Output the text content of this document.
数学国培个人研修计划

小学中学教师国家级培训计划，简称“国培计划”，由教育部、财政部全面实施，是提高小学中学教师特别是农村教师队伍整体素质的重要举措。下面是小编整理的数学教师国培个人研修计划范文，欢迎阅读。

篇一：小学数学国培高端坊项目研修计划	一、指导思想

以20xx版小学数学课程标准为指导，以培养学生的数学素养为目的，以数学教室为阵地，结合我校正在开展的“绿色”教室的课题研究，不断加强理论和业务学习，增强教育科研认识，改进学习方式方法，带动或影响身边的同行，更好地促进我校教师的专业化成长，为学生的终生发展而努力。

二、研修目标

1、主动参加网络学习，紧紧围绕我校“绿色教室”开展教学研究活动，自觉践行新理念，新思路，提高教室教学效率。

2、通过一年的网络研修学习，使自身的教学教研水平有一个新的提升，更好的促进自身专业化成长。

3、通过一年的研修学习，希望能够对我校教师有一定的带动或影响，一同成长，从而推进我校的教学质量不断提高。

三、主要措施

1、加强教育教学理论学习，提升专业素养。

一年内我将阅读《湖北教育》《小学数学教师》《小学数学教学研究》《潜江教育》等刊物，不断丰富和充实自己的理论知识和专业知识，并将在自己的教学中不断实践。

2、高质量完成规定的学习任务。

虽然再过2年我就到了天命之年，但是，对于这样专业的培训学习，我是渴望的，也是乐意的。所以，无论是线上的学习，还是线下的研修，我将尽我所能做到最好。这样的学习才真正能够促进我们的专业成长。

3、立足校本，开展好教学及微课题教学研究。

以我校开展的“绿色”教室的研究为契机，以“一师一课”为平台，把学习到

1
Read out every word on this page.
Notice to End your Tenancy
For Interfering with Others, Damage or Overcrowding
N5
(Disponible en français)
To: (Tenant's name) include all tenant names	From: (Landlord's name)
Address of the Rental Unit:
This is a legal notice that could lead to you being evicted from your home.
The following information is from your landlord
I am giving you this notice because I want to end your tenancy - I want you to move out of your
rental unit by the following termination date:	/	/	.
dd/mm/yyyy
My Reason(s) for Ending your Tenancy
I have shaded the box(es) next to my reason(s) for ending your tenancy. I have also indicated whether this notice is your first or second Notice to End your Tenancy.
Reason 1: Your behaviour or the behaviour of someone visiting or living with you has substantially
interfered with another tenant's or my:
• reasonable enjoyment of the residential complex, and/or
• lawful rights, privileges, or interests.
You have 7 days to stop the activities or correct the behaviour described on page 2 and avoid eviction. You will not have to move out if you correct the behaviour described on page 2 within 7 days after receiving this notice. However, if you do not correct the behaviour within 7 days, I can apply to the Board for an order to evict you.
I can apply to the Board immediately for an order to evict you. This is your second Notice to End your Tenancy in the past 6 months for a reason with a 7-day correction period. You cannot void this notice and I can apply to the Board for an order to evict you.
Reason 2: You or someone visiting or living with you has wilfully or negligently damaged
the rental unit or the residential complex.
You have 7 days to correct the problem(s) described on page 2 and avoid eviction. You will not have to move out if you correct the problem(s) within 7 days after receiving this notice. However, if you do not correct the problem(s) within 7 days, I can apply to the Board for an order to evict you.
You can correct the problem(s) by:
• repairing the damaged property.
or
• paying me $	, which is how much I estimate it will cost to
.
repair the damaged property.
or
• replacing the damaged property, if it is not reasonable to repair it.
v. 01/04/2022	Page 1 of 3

******************************

## The problem
Note each line of the entries that has "complex" in it, and copy those lines.

## Response below
• reasonable enjoyment of the residential complex, and/or
the rental unit or the residential complex.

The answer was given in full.